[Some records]
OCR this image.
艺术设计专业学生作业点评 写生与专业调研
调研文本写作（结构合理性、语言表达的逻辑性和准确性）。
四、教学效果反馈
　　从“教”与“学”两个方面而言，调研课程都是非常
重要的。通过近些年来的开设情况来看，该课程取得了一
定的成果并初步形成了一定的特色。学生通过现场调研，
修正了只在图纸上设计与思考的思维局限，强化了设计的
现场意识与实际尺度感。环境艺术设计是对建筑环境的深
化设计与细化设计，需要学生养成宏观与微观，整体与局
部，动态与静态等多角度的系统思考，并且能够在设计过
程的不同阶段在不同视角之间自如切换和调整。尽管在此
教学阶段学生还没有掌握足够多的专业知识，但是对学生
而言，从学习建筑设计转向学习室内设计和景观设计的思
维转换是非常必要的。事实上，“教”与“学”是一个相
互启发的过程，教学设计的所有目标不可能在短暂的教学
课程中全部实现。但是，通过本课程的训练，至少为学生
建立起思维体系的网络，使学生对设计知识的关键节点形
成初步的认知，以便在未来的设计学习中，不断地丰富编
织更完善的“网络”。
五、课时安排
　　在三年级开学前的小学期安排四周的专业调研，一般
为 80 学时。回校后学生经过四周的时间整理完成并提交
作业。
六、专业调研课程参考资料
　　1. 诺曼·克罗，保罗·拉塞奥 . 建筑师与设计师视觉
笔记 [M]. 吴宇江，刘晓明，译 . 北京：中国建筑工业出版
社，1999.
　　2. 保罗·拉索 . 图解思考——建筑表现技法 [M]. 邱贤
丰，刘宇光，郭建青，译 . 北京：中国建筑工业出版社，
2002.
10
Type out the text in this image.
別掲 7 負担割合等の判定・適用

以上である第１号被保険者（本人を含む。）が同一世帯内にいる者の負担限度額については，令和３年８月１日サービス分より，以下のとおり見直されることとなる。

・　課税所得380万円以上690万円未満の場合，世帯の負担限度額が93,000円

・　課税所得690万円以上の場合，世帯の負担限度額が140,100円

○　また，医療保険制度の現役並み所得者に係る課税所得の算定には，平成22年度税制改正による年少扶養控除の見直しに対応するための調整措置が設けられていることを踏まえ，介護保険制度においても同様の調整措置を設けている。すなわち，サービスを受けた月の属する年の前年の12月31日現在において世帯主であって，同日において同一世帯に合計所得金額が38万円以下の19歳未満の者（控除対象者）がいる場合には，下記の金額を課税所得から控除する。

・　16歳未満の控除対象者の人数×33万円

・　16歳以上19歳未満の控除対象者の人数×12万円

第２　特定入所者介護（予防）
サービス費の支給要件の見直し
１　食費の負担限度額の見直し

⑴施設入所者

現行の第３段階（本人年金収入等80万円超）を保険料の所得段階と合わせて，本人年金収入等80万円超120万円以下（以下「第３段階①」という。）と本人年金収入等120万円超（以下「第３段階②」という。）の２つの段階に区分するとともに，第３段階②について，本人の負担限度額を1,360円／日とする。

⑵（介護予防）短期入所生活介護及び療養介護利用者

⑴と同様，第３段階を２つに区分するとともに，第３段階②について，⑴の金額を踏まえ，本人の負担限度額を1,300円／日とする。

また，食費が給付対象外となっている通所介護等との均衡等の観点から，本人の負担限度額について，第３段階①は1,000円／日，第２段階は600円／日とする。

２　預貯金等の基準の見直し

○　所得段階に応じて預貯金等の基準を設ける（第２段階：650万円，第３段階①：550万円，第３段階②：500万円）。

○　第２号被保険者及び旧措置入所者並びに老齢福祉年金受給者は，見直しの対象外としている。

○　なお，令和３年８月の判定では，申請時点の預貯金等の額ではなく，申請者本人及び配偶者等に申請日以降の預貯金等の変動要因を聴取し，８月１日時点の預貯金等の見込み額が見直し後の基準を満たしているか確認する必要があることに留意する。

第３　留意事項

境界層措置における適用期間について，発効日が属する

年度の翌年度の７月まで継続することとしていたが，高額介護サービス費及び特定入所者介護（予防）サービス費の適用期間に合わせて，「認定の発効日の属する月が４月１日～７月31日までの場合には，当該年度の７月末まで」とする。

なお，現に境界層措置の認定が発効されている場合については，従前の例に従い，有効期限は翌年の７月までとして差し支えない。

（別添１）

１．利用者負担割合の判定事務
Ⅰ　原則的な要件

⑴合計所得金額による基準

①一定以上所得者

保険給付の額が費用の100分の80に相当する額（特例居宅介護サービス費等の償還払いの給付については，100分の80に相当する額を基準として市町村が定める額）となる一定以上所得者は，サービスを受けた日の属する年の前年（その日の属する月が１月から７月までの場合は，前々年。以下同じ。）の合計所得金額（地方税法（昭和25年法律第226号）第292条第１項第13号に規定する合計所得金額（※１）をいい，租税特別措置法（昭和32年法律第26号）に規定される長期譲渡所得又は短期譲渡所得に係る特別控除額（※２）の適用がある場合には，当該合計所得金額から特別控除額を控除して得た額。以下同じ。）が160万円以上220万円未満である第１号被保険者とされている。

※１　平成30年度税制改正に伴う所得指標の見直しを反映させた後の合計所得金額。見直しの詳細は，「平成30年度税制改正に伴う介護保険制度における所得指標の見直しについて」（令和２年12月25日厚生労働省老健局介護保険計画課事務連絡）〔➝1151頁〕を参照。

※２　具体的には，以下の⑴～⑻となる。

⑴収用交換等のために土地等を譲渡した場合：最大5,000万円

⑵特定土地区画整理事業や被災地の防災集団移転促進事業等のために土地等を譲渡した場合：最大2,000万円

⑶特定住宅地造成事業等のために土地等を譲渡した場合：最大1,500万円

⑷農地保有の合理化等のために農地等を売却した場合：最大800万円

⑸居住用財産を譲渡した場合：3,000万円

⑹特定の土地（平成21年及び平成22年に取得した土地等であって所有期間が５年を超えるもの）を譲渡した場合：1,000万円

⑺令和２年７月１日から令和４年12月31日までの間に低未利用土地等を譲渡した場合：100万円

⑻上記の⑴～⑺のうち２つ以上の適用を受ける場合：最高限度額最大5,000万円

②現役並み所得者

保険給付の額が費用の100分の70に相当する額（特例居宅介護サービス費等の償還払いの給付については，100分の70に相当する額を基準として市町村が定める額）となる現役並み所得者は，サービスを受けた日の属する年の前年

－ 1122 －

(YOUR INSTRUCTIONS):
Show all lines from the listing above in which "日とする" appears.

(WRITTEN REPLY):
現行の第３段階（本人年金収入等80万円超）を保険料の所得段階と合わせて，本人年金収入等80万円超120万円以下（以下「第３段階①」という。）と本人年金収入等120万円超（以下「第３段階②」という。）の２つの段階に区分するとともに，第３段階②について，本人の負担限度額を1,360円／日とする。
⑴と同様，第３段階を２つに区分するとともに，第３段階②について，⑴の金額を踏まえ，本人の負担限度額を1,300円／日とする。
また，食費が給付対象外となっている通所介護等との均衡等の観点から，本人の負担限度額について，第３段階①は1,000円／日，第２段階は600円／日とする。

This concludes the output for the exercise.